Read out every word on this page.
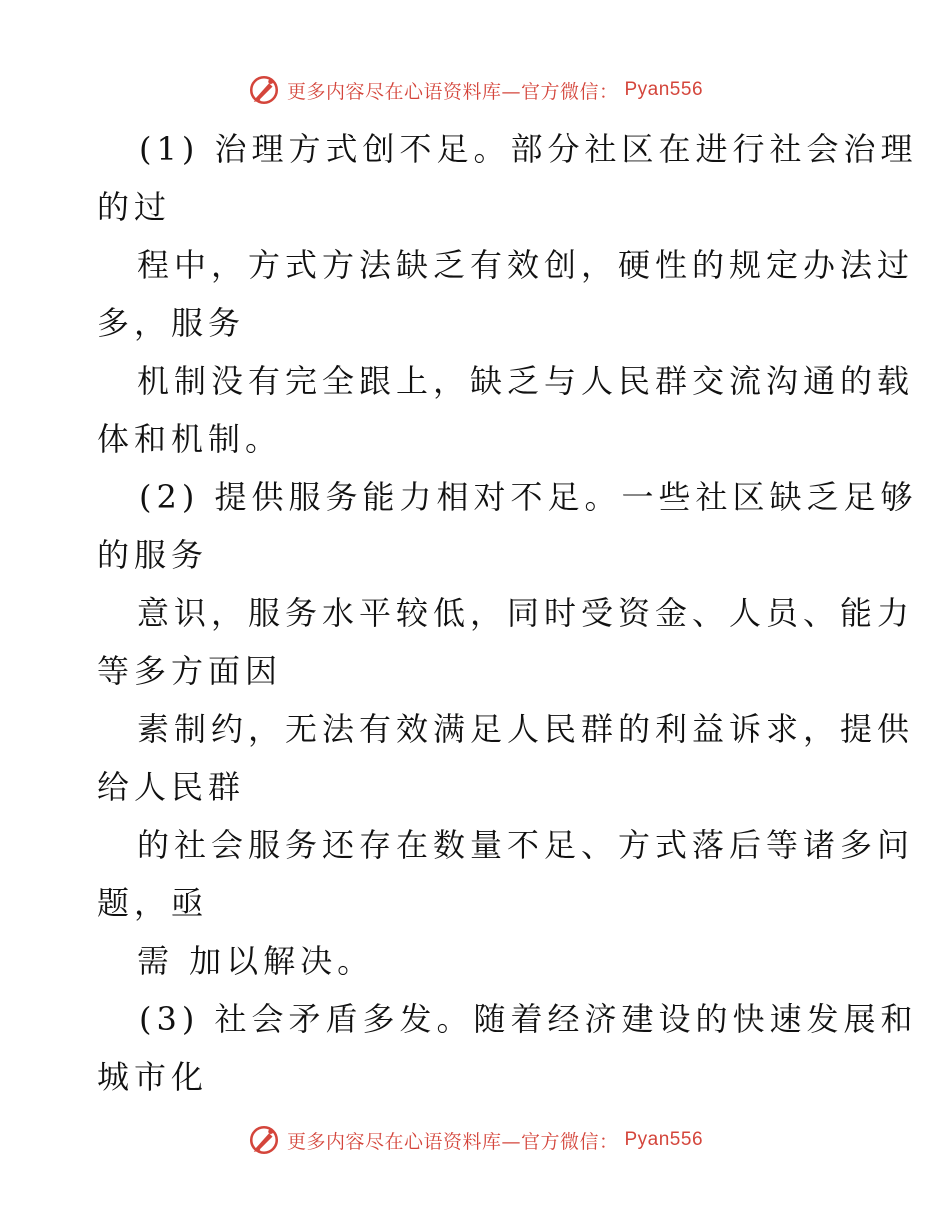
更多内容尽在心语资料库—官方微信： Pyan556
(1) 治理方式创不足。部分社区在进行社会治理
的过
程中，方式方法缺乏有效创，硬性的规定办法过
多，服务
机制没有完全跟上，缺乏与人民群交流沟通的载
体和机制。
(2) 提供服务能力相对不足。一些社区缺乏足够
的服务
意识，服务水平较低，同时受资金、人员、能力
等多方面因
素制约，无法有效满足人民群的利益诉求，提供
给人民群
的社会服务还存在数量不足、方式落后等诸多问
题，亟
需 加以解决。
(3) 社会矛盾多发。随着经济建设的快速发展和
城市化
更多内容尽在心语资料库—官方微信： Pyan556
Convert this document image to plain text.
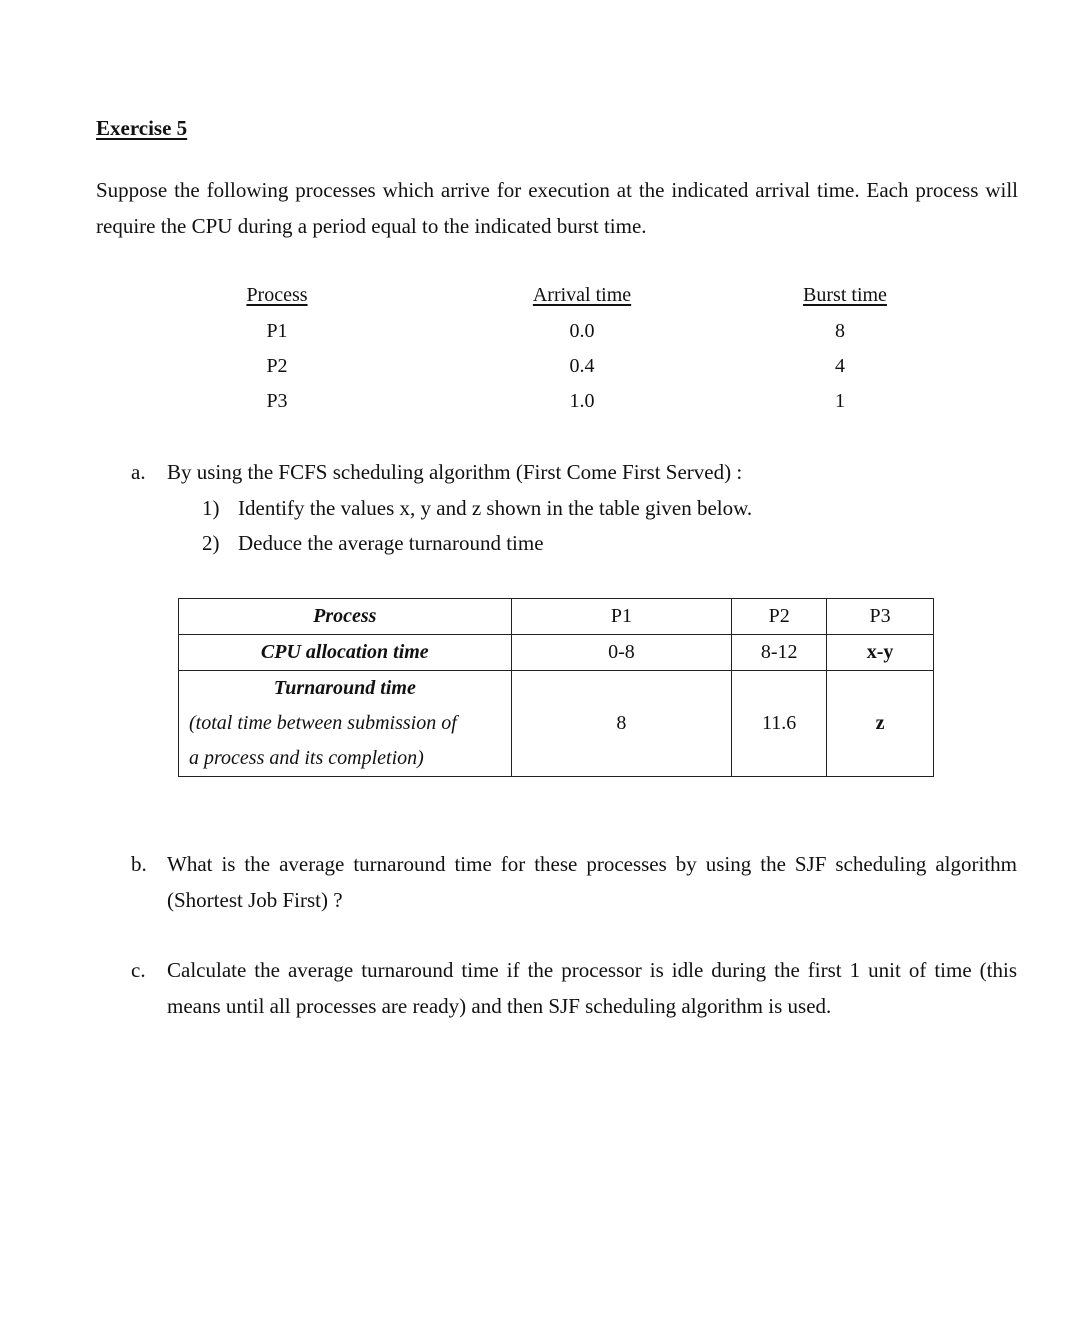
Exercise 5
Suppose the following processes which arrive for execution at the indicated arrival time. Each process will require the CPU during a period equal to the indicated burst time.
Process	Arrival time	Burst time
P1	0.0	8
P2	0.4	4
P3	1.0	1
a. By using the FCFS scheduling algorithm (First Come First Served) :
1) Identify the values x, y and z shown in the table given below.
2) Deduce the average turnaround time
Process	P1	P2	P3
CPU allocation time	0-8	8-12	x-y

Turnaround time
(total time between submission of
a process and its completion)	8	11.6	z
b. What is the average turnaround time for these processes by using the SJF scheduling algorithm (Shortest Job First) ?
c. Calculate the average turnaround time if the processor is idle during the first 1 unit of time (this means until all processes are ready) and then SJF scheduling algorithm is used.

———

Pull every line containing the word "using" out of the entries above.

Solution below
a. By using the FCFS scheduling algorithm (First Come First Served) :
b. What is the average turnaround time for these processes by using the SJF scheduling algorithm (Shortest Job First) ?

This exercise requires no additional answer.